### Records supplied ###

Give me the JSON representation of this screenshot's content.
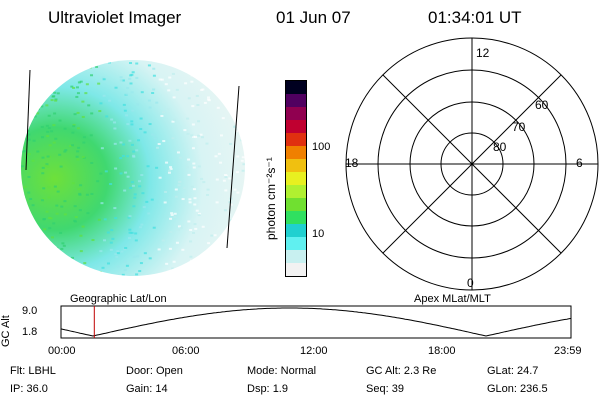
{
  "header": {
    "instrument": "Ultraviolet Imager",
    "date": "01 Jun 07",
    "time": "01:34:01 UT"
  },
  "colorbar": {
    "unit_label": "photon cm⁻²s⁻¹",
    "tick_labels": [
      "100",
      "10"
    ],
    "colors": [
      "#f2f2f2",
      "#c8f0f0",
      "#60f0f0",
      "#20d0d0",
      "#30e060",
      "#70e030",
      "#b0f030",
      "#e8f020",
      "#f0c010",
      "#f08000",
      "#e03010",
      "#c00030",
      "#900050",
      "#500060",
      "#000020"
    ]
  },
  "polar_grid": {
    "mlt_labels": [
      "12",
      "18",
      "6",
      "0"
    ],
    "mlat_labels": [
      "60",
      "70",
      "80"
    ]
  },
  "coord_labels": {
    "left": "Geographic Lat/Lon",
    "right": "Apex MLat/MLT"
  },
  "altitude_plot": {
    "y_axis_label": "GC Alt",
    "y_ticks": [
      "9.0",
      "1.8"
    ],
    "x_ticks": [
      "00:00",
      "06:00",
      "12:00",
      "18:00",
      "23:59"
    ],
    "current_time_hours": 1.567,
    "marker_color": "#c00000"
  },
  "status": {
    "row1": [
      {
        "label": "Flt:",
        "value": "LBHL"
      },
      {
        "label": "Door:",
        "value": "Open"
      },
      {
        "label": "Mode:",
        "value": "Normal"
      },
      {
        "label": "GC Alt:",
        "value": "2.3 Re"
      },
      {
        "label": "GLat:",
        "value": "24.7"
      }
    ],
    "row2": [
      {
        "label": "IP:",
        "value": "36.0"
      },
      {
        "label": "Gain:",
        "value": "14"
      },
      {
        "label": "Dsp:",
        "value": "1.9"
      },
      {
        "label": "Seq:",
        "value": "39"
      },
      {
        "label": "GLon:",
        "value": "236.5"
      }
    ]
  }
}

###

• Challenge
Leave images out of the retyped records; keep all else exact.

• Expected output
Give me the JSON representation of this screenshot's content.
{
  "header": {
    "instrument": "Ultraviolet Imager",
    "date": "01 Jun 07",
    "time": "01:34:01 UT"
  },
  "colorbar": {
    "unit_label": "photon cm⁻²s⁻¹",
    "tick_labels": [
      "100",
      "10"
    ],
    "colors": [
      "#f2f2f2",
      "#c8f0f0",
      "#60f0f0",
      "#20d0d0",
      "#30e060",
      "#70e030",
      "#b0f030",
      "#e8f020",
      "#f0c010",
      "#f08000",
      "#e03010",
      "#c00030",
      "#900050",
      "#500060",
      "#000020"
    ]
  },
  "polar_grid": {
    "mlt_labels": [
      "12",
      "18",
      "6",
      "0"
    ],
    "mlat_labels": [
      "60",
      "70",
      "80"
    ]
  },
  "coord_labels": {
    "left": "Geographic Lat/Lon",
    "right": "Apex MLat/MLT"
  },
  "altitude_plot": {
    "y_axis_label": "GC Alt",
    "y_ticks": [
      "9.0",
      "1.8"
    ],
    "x_ticks": [
      "00:00",
      "06:00",
      "12:00",
      "18:00",
      "23:59"
    ],
    "current_time_hours": 1.567,
    "marker_color": "#c00000"
  },
  "status": {
    "row1": [
      {
        "label": "Flt:",
        "value": "LBHL"
      },
      {
        "label": "Door:",
        "value": "Open"
      },
      {
        "label": "Mode:",
        "value": "Normal"
      },
      {
        "label": "GC Alt:",
        "value": "2.3 Re"
      },
      {
        "label": "GLat:",
        "value": "24.7"
      }
    ],
    "row2": [
      {
        "label": "IP:",
        "value": "36.0"
      },
      {
        "label": "Gain:",
        "value": "14"
      },
      {
        "label": "Dsp:",
        "value": "1.9"
      },
      {
        "label": "Seq:",
        "value": "39"
      },
      {
        "label": "GLon:",
        "value": "236.5"
      }
    ]
  }
}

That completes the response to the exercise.